Stated problem ::
Transcribe the material verbatim in full; the pictures do not belong in the copy.

Provided data ::
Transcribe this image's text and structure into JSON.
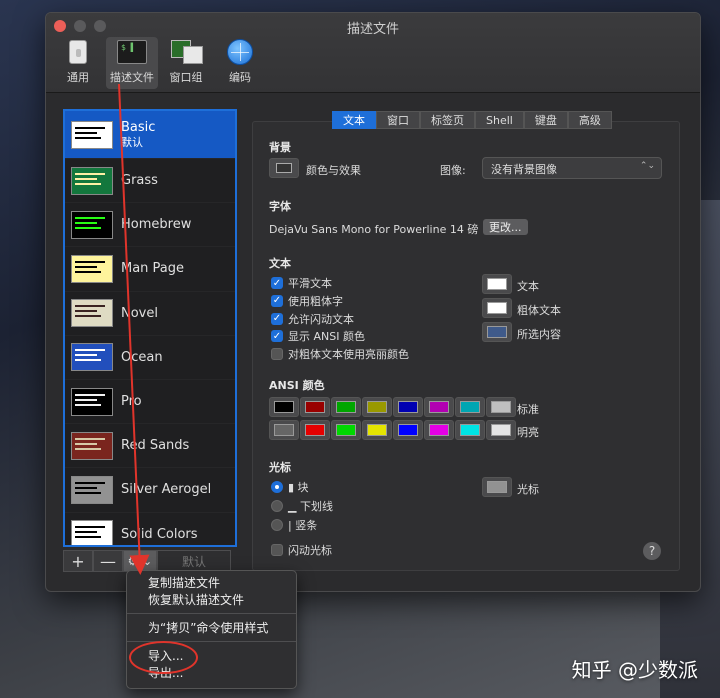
{
  "window": {
    "title": "描述文件"
  },
  "toolbar": [
    {
      "label": "通用",
      "icon": "general-switch-icon"
    },
    {
      "label": "描述文件",
      "icon": "terminal-profile-icon",
      "active": true
    },
    {
      "label": "窗口组",
      "icon": "window-group-icon"
    },
    {
      "label": "编码",
      "icon": "globe-icon"
    }
  ],
  "profiles": [
    {
      "name": "Basic",
      "sub": "默认",
      "bg": "#ffffff",
      "fg": "#000000",
      "selected": true
    },
    {
      "name": "Grass",
      "sub": "",
      "bg": "#13773d",
      "fg": "#fff0a5"
    },
    {
      "name": "Homebrew",
      "sub": "",
      "bg": "#000000",
      "fg": "#28fe14"
    },
    {
      "name": "Man Page",
      "sub": "",
      "bg": "#fef49c",
      "fg": "#000000"
    },
    {
      "name": "Novel",
      "sub": "",
      "bg": "#dfdbc3",
      "fg": "#3b2322"
    },
    {
      "name": "Ocean",
      "sub": "",
      "bg": "#224fbc",
      "fg": "#ffffff"
    },
    {
      "name": "Pro",
      "sub": "",
      "bg": "#000000",
      "fg": "#f2f2f2"
    },
    {
      "name": "Red Sands",
      "sub": "",
      "bg": "#7a251e",
      "fg": "#d7c9a7"
    },
    {
      "name": "Silver Aerogel",
      "sub": "",
      "bg": "#929292",
      "fg": "#000000"
    },
    {
      "name": "Solid Colors",
      "sub": "",
      "bg": "#ffffff",
      "fg": "#000000"
    }
  ],
  "list_buttons": {
    "add": "+",
    "remove": "—",
    "gear": "⚙ ⌄",
    "default": "默认"
  },
  "tabs": [
    "文本",
    "窗口",
    "标签页",
    "Shell",
    "键盘",
    "高级"
  ],
  "background": {
    "title": "背景",
    "color_effect_label": "颜色与效果",
    "image_label": "图像:",
    "image_value": "没有背景图像"
  },
  "font": {
    "title": "字体",
    "value": "DejaVu Sans Mono for Powerline 14 磅",
    "change_button": "更改..."
  },
  "text": {
    "title": "文本",
    "options": [
      {
        "label": "平滑文本",
        "checked": true
      },
      {
        "label": "使用粗体字",
        "checked": true
      },
      {
        "label": "允许闪动文本",
        "checked": true
      },
      {
        "label": "显示 ANSI 颜色",
        "checked": true
      },
      {
        "label": "对粗体文本使用亮丽颜色",
        "checked": false
      }
    ],
    "colors": [
      {
        "label": "文本",
        "color": "#ffffff"
      },
      {
        "label": "粗体文本",
        "color": "#ffffff"
      },
      {
        "label": "所选内容",
        "color": "#3f5a8a"
      }
    ]
  },
  "ansi": {
    "title": "ANSI 颜色",
    "normal_label": "标准",
    "bright_label": "明亮",
    "normal": [
      "#000000",
      "#990000",
      "#00a600",
      "#999900",
      "#0000b2",
      "#b200b2",
      "#00a6b2",
      "#bfbfbf"
    ],
    "bright": [
      "#666666",
      "#e50000",
      "#00d900",
      "#e5e500",
      "#0000ff",
      "#e500e5",
      "#00e5e5",
      "#e5e5e5"
    ]
  },
  "cursor": {
    "title": "光标",
    "options": [
      {
        "label": "▮ 块",
        "selected": true
      },
      {
        "label": "▁ 下划线",
        "selected": false
      },
      {
        "label": "| 竖条",
        "selected": false
      }
    ],
    "blink_label": "闪动光标",
    "cursor_label": "光标",
    "cursor_color": "#929292"
  },
  "help": "?",
  "menu": {
    "items": [
      "复制描述文件",
      "恢复默认描述文件"
    ],
    "copy_style": "为“拷贝”命令使用样式",
    "import": "导入...",
    "export": "导出..."
  },
  "watermark": "知乎 @少数派",
  "colors": {
    "accent": "#1e6fd9",
    "annotation_red": "#e0342b"
  }
}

Task result ::
Transcribe this image's text and structure into JSON.
{
  "window": {
    "title": "描述文件"
  },
  "toolbar": [
    {
      "label": "通用",
      "icon": "general-switch-icon"
    },
    {
      "label": "描述文件",
      "icon": "terminal-profile-icon",
      "active": true
    },
    {
      "label": "窗口组",
      "icon": "window-group-icon"
    },
    {
      "label": "编码",
      "icon": "globe-icon"
    }
  ],
  "profiles": [
    {
      "name": "Basic",
      "sub": "默认",
      "bg": "#ffffff",
      "fg": "#000000",
      "selected": true
    },
    {
      "name": "Grass",
      "sub": "",
      "bg": "#13773d",
      "fg": "#fff0a5"
    },
    {
      "name": "Homebrew",
      "sub": "",
      "bg": "#000000",
      "fg": "#28fe14"
    },
    {
      "name": "Man Page",
      "sub": "",
      "bg": "#fef49c",
      "fg": "#000000"
    },
    {
      "name": "Novel",
      "sub": "",
      "bg": "#dfdbc3",
      "fg": "#3b2322"
    },
    {
      "name": "Ocean",
      "sub": "",
      "bg": "#224fbc",
      "fg": "#ffffff"
    },
    {
      "name": "Pro",
      "sub": "",
      "bg": "#000000",
      "fg": "#f2f2f2"
    },
    {
      "name": "Red Sands",
      "sub": "",
      "bg": "#7a251e",
      "fg": "#d7c9a7"
    },
    {
      "name": "Silver Aerogel",
      "sub": "",
      "bg": "#929292",
      "fg": "#000000"
    },
    {
      "name": "Solid Colors",
      "sub": "",
      "bg": "#ffffff",
      "fg": "#000000"
    }
  ],
  "list_buttons": {
    "add": "+",
    "remove": "—",
    "gear": "⚙ ⌄",
    "default": "默认"
  },
  "tabs": [
    "文本",
    "窗口",
    "标签页",
    "Shell",
    "键盘",
    "高级"
  ],
  "background": {
    "title": "背景",
    "color_effect_label": "颜色与效果",
    "image_label": "图像:",
    "image_value": "没有背景图像"
  },
  "font": {
    "title": "字体",
    "value": "DejaVu Sans Mono for Powerline 14 磅",
    "change_button": "更改..."
  },
  "text": {
    "title": "文本",
    "options": [
      {
        "label": "平滑文本",
        "checked": true
      },
      {
        "label": "使用粗体字",
        "checked": true
      },
      {
        "label": "允许闪动文本",
        "checked": true
      },
      {
        "label": "显示 ANSI 颜色",
        "checked": true
      },
      {
        "label": "对粗体文本使用亮丽颜色",
        "checked": false
      }
    ],
    "colors": [
      {
        "label": "文本",
        "color": "#ffffff"
      },
      {
        "label": "粗体文本",
        "color": "#ffffff"
      },
      {
        "label": "所选内容",
        "color": "#3f5a8a"
      }
    ]
  },
  "ansi": {
    "title": "ANSI 颜色",
    "normal_label": "标准",
    "bright_label": "明亮",
    "normal": [
      "#000000",
      "#990000",
      "#00a600",
      "#999900",
      "#0000b2",
      "#b200b2",
      "#00a6b2",
      "#bfbfbf"
    ],
    "bright": [
      "#666666",
      "#e50000",
      "#00d900",
      "#e5e500",
      "#0000ff",
      "#e500e5",
      "#00e5e5",
      "#e5e5e5"
    ]
  },
  "cursor": {
    "title": "光标",
    "options": [
      {
        "label": "▮ 块",
        "selected": true
      },
      {
        "label": "▁ 下划线",
        "selected": false
      },
      {
        "label": "| 竖条",
        "selected": false
      }
    ],
    "blink_label": "闪动光标",
    "cursor_label": "光标",
    "cursor_color": "#929292"
  },
  "help": "?",
  "menu": {
    "items": [
      "复制描述文件",
      "恢复默认描述文件"
    ],
    "copy_style": "为“拷贝”命令使用样式",
    "import": "导入...",
    "export": "导出..."
  },
  "watermark": "知乎 @少数派",
  "colors": {
    "accent": "#1e6fd9",
    "annotation_red": "#e0342b"
  }
}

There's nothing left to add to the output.